## SHORT EXERCISE:
Where a line contains the word "labels", copy that line in full.

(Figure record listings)
══════════════════════════════

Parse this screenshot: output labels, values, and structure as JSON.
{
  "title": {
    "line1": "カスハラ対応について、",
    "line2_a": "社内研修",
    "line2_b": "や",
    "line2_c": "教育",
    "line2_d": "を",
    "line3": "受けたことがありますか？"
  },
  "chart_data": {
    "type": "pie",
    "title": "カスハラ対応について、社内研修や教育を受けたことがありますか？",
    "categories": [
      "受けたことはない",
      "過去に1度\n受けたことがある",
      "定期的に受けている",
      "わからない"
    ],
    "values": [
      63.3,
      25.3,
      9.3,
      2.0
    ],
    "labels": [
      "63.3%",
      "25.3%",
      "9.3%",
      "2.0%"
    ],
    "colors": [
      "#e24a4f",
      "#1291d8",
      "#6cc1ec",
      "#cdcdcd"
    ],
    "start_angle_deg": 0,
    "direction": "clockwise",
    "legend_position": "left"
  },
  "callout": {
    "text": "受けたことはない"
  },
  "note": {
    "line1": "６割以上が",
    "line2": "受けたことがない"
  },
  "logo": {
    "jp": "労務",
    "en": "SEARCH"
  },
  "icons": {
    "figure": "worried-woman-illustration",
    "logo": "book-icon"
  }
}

══════════════════════════════

## ANSWER TO THE EXERCISE:
Parse this screenshot: output labels, values, and structure as JSON.
    "labels": [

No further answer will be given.